WRITTEN TASK ▸ Give the count of lines in the data that include "length", with no other words.
==== EXERCISE MATERIALS
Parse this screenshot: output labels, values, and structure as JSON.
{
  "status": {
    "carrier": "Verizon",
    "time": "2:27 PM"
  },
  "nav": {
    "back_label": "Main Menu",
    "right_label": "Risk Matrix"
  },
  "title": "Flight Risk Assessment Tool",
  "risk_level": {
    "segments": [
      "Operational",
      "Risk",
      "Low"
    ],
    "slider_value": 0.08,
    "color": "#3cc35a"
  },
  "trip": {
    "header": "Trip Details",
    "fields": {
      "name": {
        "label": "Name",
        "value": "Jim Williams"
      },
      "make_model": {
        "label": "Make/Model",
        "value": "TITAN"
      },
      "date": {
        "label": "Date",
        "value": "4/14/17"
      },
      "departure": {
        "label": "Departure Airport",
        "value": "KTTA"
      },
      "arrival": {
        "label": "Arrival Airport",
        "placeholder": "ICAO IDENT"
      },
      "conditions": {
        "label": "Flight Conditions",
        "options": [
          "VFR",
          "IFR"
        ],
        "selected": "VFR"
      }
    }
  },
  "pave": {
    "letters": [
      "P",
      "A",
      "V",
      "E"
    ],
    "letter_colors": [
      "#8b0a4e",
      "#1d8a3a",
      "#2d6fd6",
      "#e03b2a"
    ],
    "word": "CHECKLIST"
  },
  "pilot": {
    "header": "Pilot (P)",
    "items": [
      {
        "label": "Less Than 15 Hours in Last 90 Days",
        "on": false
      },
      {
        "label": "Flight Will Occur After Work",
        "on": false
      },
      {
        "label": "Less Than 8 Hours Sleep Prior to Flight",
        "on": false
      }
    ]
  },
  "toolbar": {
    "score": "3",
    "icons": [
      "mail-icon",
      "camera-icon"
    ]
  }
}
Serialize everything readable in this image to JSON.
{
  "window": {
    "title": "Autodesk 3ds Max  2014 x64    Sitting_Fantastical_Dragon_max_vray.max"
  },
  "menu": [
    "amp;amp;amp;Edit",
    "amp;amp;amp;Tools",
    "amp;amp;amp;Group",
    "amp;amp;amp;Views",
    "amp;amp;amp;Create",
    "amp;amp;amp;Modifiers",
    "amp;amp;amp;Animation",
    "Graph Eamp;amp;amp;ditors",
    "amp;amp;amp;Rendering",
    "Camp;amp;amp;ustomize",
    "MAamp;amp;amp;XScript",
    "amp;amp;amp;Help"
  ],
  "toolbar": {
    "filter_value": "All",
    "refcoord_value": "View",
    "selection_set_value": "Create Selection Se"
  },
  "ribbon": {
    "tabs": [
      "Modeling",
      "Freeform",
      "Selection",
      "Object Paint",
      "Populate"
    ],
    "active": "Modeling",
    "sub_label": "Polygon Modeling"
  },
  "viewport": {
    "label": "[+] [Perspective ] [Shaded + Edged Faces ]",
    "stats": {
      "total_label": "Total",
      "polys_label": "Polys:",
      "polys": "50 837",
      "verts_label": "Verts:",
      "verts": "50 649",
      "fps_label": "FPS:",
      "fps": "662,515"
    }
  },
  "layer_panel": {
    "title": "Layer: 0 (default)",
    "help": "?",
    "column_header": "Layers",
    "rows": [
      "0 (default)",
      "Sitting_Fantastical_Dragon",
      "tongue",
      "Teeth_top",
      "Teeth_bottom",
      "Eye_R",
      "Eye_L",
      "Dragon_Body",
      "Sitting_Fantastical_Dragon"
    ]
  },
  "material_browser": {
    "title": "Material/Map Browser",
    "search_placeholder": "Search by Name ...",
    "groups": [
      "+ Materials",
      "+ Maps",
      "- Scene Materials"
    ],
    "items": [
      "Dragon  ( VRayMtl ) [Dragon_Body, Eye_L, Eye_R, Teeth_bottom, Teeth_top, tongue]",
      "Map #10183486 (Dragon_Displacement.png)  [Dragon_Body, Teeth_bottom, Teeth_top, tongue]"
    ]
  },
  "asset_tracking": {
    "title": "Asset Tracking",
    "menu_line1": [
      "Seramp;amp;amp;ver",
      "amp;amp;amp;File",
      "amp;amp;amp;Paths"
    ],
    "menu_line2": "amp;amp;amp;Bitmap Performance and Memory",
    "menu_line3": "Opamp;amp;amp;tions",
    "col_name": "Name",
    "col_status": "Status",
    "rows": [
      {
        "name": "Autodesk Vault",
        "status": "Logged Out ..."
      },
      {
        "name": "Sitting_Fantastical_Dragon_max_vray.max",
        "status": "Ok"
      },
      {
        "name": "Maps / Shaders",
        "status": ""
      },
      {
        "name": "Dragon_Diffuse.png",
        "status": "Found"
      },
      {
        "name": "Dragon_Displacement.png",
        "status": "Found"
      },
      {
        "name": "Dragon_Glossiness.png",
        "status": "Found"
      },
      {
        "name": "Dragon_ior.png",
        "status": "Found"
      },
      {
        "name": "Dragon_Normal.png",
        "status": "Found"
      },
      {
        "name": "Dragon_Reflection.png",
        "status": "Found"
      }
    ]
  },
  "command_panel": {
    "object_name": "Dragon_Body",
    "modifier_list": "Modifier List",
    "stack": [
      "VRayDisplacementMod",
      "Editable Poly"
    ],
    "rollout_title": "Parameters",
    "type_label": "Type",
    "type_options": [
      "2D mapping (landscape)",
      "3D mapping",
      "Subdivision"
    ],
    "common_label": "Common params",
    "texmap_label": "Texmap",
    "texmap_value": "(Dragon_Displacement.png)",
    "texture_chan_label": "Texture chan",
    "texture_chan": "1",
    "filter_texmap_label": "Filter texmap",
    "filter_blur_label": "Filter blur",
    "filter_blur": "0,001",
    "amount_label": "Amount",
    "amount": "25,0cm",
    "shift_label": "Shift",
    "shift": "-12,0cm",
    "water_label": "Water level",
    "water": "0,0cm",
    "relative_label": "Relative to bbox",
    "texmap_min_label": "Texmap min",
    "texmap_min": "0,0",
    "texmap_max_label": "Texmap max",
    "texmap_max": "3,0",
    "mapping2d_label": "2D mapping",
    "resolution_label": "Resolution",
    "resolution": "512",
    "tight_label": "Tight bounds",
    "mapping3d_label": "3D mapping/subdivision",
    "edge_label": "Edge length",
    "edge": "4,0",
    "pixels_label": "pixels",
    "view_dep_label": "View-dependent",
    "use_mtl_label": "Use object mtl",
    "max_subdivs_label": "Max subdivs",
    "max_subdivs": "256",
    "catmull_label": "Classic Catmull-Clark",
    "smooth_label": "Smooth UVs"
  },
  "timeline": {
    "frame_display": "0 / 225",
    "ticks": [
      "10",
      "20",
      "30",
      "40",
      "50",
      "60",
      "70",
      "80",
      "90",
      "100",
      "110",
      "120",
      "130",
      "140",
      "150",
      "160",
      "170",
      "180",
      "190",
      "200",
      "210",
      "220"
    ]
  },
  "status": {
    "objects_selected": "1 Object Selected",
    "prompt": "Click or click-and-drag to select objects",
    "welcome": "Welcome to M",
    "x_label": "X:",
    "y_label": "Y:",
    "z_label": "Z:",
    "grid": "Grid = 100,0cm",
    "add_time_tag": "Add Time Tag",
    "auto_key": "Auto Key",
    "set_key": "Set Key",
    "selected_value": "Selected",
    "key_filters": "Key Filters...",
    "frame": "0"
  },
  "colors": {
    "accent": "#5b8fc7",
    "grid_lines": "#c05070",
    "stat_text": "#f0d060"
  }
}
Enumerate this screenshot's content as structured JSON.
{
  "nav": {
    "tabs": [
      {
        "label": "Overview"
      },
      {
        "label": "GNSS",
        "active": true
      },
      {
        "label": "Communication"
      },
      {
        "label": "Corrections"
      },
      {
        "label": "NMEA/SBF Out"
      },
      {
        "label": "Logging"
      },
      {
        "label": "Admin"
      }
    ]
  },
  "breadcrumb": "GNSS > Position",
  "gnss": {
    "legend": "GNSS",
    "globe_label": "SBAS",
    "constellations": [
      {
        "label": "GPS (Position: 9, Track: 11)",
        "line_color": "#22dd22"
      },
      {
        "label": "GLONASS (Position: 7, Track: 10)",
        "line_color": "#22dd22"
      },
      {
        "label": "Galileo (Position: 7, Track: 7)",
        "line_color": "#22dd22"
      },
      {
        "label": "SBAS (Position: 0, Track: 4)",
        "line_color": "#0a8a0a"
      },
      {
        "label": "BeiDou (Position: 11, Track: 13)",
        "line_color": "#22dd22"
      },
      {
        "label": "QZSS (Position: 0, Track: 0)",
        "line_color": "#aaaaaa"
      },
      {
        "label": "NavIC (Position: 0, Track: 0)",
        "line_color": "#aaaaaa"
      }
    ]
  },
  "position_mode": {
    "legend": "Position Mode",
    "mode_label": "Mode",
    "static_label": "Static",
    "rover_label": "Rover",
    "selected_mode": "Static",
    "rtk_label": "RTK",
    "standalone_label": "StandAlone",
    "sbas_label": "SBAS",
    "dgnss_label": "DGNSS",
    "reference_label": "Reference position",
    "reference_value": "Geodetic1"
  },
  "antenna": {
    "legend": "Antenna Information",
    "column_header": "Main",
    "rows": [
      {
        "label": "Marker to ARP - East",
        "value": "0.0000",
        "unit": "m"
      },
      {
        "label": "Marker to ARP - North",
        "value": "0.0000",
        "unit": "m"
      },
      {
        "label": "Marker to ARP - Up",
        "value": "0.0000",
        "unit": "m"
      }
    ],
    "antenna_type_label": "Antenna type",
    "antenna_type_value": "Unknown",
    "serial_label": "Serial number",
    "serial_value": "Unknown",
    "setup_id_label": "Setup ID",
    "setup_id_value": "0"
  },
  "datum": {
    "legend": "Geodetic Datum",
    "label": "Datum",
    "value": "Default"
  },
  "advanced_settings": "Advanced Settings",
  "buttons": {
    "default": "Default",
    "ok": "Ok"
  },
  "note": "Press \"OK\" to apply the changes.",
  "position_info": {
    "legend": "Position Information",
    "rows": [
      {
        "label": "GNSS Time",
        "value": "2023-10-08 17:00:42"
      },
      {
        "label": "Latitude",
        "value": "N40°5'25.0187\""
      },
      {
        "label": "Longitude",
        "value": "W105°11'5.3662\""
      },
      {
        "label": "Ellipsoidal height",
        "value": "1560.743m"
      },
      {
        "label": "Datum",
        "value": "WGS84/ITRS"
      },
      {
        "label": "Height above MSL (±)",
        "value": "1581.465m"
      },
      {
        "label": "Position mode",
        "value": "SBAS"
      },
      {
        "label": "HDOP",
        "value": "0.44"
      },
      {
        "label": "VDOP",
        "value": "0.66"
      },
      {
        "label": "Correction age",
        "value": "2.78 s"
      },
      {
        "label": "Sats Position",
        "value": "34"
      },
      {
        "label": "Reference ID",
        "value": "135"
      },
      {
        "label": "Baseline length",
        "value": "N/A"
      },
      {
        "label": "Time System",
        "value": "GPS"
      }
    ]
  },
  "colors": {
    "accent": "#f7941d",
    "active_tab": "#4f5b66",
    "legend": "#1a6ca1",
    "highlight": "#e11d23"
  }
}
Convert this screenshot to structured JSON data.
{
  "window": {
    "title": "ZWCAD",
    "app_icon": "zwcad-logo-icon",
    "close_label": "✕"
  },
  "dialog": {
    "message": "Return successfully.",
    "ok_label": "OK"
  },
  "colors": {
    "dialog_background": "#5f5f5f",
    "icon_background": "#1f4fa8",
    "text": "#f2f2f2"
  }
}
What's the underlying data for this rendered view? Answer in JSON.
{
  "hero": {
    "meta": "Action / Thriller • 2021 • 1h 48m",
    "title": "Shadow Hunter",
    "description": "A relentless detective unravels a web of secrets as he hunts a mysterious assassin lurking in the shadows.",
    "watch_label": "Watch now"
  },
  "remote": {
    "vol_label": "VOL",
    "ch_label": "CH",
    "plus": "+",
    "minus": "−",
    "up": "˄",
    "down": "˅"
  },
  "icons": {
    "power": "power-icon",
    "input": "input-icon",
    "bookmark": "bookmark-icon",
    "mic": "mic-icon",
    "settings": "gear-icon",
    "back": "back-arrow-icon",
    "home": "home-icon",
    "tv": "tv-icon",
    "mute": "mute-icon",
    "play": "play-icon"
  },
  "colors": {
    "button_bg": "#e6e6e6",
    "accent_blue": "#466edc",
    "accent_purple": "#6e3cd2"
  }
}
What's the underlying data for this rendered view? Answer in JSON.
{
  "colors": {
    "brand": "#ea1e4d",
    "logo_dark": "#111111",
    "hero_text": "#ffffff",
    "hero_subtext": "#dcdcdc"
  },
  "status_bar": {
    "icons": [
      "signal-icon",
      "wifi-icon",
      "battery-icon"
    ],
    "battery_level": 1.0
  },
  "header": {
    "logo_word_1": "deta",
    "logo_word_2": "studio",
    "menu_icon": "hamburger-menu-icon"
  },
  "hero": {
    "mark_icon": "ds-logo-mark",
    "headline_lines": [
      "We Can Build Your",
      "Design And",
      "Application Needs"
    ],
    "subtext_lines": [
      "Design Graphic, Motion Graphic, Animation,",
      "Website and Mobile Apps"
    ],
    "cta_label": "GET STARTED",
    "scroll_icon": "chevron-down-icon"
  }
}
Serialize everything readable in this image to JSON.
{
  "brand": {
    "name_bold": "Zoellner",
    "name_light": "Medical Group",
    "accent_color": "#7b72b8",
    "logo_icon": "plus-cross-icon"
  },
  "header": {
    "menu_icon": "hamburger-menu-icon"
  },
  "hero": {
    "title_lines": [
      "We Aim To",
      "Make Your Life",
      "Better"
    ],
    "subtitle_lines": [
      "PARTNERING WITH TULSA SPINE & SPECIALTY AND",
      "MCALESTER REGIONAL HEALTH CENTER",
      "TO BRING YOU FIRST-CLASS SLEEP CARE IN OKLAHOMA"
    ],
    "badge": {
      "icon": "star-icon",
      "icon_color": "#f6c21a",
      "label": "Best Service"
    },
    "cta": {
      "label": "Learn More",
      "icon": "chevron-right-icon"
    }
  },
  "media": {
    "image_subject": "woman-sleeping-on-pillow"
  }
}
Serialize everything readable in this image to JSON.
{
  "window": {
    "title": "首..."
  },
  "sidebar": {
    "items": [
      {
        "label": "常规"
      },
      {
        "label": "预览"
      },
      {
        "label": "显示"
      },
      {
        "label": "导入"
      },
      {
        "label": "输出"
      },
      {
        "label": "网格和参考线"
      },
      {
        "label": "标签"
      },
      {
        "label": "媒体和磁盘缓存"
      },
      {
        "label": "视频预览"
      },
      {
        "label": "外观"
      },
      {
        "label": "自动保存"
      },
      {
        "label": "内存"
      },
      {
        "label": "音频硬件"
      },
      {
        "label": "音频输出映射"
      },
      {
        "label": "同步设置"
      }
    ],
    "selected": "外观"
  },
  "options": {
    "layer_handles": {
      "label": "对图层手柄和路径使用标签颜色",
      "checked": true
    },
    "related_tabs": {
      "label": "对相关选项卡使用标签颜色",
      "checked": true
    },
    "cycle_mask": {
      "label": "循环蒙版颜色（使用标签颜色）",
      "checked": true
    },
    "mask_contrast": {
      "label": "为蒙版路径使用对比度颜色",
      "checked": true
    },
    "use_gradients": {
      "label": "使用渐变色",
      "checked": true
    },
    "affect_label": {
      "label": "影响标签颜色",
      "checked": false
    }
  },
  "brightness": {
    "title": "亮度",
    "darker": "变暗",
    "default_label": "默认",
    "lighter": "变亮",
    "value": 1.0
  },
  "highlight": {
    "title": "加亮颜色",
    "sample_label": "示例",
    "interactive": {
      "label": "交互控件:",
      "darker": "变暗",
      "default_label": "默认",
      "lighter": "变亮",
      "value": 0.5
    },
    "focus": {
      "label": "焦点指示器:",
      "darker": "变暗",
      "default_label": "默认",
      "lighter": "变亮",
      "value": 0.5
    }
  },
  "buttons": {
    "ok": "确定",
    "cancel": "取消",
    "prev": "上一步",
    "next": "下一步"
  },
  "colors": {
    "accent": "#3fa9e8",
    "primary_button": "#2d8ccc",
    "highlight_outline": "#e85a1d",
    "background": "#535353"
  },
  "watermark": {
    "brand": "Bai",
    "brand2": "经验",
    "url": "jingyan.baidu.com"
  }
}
========
PROBLEM SOLUTION ▸ 2